● **Challenge**: Within the listing below, locate all lines containing the word "Pause". Copy each one.

● **Records supplied**:
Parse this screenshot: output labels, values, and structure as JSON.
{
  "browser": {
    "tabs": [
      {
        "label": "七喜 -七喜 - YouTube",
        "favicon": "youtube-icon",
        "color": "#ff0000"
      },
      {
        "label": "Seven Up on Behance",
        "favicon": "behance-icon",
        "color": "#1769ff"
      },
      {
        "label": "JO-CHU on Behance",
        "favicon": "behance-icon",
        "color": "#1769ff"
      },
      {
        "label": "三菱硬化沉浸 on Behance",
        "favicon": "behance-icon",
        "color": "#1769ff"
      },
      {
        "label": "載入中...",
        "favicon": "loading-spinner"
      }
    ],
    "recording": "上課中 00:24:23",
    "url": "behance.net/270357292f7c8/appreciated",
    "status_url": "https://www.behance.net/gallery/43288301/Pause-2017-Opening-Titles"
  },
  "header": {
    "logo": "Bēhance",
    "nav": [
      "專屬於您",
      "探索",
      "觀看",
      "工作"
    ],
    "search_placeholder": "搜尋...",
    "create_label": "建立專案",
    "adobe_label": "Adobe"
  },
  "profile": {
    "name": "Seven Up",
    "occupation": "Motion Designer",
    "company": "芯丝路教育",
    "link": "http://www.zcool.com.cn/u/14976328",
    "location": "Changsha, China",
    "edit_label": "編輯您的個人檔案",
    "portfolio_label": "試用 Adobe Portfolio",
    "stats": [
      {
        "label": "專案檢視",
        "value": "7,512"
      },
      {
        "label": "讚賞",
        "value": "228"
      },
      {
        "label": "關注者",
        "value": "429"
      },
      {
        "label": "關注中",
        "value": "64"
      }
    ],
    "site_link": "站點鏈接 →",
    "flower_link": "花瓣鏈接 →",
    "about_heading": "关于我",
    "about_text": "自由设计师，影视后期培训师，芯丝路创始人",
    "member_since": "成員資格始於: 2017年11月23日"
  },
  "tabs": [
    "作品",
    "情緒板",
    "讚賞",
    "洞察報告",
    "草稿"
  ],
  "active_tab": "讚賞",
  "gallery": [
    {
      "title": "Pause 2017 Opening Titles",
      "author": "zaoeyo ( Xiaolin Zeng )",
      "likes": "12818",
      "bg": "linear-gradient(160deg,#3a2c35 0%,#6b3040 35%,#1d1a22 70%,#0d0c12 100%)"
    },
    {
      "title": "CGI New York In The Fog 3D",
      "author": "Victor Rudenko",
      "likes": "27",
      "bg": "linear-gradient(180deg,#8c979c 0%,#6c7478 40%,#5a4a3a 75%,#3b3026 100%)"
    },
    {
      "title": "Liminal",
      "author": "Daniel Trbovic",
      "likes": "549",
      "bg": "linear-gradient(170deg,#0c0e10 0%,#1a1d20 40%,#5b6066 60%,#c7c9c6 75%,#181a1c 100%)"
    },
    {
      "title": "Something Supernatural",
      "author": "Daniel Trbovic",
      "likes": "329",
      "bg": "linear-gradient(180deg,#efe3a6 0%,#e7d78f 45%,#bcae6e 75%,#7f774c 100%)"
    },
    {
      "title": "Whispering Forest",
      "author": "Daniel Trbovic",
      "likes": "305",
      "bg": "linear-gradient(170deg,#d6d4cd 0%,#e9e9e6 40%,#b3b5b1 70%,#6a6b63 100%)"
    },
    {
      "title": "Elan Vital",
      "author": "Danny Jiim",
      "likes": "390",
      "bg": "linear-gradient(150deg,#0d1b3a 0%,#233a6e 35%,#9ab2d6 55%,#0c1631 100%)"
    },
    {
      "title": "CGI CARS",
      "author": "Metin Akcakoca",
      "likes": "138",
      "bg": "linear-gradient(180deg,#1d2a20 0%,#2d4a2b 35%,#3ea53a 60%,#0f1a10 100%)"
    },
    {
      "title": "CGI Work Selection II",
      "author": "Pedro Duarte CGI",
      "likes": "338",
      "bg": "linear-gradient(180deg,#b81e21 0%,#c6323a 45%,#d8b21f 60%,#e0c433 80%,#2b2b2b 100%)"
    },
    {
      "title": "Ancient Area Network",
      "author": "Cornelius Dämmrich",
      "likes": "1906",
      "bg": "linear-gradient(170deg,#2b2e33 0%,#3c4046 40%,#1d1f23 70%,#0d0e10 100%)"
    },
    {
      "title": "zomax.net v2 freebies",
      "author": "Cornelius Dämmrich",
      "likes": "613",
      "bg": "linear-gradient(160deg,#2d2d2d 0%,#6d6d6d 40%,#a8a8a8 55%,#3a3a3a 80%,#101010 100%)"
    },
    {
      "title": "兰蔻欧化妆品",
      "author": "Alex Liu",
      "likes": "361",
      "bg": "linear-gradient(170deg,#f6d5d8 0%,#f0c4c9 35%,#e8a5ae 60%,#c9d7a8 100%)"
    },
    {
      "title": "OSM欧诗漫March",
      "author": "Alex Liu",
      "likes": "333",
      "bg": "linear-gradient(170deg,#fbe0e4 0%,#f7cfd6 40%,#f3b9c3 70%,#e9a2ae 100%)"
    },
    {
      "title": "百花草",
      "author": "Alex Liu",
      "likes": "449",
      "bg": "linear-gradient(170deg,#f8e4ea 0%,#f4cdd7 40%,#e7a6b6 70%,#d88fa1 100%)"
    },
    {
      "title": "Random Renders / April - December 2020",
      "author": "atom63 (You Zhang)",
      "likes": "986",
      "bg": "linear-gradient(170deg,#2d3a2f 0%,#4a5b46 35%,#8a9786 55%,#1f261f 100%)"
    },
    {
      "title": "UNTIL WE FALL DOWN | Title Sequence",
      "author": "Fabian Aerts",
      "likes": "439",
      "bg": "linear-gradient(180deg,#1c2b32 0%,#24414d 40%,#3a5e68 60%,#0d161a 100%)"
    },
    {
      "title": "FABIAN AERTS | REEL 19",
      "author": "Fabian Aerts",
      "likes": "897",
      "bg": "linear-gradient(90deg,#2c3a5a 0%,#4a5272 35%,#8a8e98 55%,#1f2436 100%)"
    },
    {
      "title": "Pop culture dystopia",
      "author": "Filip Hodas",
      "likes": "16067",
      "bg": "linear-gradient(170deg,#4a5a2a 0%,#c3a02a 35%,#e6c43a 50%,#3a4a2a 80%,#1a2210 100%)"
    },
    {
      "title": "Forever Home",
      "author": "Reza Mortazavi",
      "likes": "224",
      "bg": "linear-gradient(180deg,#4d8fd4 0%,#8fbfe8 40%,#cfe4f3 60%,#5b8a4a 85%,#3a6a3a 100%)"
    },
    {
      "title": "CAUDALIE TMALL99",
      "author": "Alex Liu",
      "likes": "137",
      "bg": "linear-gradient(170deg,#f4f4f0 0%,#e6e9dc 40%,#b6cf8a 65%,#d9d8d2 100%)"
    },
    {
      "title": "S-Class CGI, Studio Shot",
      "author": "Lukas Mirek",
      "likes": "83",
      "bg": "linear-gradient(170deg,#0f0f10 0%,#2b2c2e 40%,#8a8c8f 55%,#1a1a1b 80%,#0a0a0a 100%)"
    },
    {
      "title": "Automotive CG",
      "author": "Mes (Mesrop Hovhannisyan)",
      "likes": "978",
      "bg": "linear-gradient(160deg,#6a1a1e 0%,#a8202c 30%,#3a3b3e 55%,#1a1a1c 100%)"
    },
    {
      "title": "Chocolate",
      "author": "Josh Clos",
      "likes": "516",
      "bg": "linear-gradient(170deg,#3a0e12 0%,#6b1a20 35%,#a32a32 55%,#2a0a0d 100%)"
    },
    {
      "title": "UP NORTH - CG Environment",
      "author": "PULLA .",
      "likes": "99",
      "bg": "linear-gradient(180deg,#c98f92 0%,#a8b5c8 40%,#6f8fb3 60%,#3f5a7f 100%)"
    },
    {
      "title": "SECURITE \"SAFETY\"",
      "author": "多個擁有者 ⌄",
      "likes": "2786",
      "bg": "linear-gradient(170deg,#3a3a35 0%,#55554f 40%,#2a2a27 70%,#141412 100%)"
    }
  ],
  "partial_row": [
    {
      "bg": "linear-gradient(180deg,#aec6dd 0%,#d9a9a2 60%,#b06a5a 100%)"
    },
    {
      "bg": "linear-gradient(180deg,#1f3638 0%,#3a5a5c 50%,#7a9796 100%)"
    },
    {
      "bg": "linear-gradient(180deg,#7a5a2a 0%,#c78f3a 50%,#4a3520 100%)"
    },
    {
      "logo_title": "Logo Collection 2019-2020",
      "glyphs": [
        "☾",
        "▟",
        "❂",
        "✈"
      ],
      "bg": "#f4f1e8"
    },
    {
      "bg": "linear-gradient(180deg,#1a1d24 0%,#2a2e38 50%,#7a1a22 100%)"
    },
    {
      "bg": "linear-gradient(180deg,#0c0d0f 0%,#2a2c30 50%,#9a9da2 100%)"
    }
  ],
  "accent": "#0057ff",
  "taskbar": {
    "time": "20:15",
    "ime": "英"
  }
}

● **Answer to this exercise**:
    "status_url": "https://www.behance.net/gallery/43288301/Pause-2017-Opening-Titles"
      "title": "Pause 2017 Opening Titles",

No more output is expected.